▸ **WRITTEN PROBLEM**
Quote the lines word for word. Start at the very first line and stop after the line that contains "The surface 404A is at (1298, 460).".

----- TASK DATA

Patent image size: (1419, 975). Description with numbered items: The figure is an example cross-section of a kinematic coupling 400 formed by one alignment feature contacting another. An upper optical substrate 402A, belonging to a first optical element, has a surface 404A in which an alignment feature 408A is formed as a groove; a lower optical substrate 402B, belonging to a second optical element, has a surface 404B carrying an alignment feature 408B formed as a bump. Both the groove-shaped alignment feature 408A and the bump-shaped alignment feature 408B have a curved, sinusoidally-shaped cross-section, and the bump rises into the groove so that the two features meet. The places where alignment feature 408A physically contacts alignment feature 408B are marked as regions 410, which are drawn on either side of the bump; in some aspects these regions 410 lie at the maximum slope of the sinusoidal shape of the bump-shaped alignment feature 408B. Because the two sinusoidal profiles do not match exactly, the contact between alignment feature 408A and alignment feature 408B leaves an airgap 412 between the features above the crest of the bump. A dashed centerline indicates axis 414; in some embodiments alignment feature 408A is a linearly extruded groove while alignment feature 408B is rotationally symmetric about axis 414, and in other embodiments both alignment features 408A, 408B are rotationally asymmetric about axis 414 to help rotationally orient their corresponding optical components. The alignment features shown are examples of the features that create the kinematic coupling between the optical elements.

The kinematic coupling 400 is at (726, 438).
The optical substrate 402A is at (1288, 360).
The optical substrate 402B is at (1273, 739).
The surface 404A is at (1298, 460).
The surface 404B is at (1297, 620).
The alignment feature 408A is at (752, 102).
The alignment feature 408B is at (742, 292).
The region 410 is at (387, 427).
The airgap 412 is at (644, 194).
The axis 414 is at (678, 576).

----------

▸ **EXERCISE RESPONSE**
Patent image size: (1419, 975). Description with numbered items: The figure is an example cross-section of a kinematic coupling 400 formed by one alignment feature contacting another. An upper optical substrate 402A, belonging to a first optical element, has a surface 404A in which an alignment feature 408A is formed as a groove; a lower optical substrate 402B, belonging to a second optical element, has a surface 404B carrying an alignment feature 408B formed as a bump. Both the groove-shaped alignment feature 408A and the bump-shaped alignment feature 408B have a curved, sinusoidally-shaped cross-section, and the bump rises into the groove so that the two features meet. The places where alignment feature 408A physically contacts alignment feature 408B are marked as regions 410, which are drawn on either side of the bump; in some aspects these regions 410 lie at the maximum slope of the sinusoidal shape of the bump-shaped alignment feature 408B. Because the two sinusoidal profiles do not match exactly, the contact between alignment feature 408A and alignment feature 408B leaves an airgap 412 between the features above the crest of the bump. A dashed centerline indicates axis 414; in some embodiments alignment feature 408A is a linearly extruded groove while alignment feature 408B is rotationally symmetric about axis 414, and in other embodiments both alignment features 408A, 408B are rotationally asymmetric about axis 414 to help rotationally orient their corresponding optical components. The alignment features shown are examples of the features that create the kinematic coupling between the optical elements.

The kinematic coupling 400 is at (726, 438).
The optical substrate 402A is at (1288, 360).
The optical substrate 402B is at (1273, 739).
The surface 404A is at (1298, 460).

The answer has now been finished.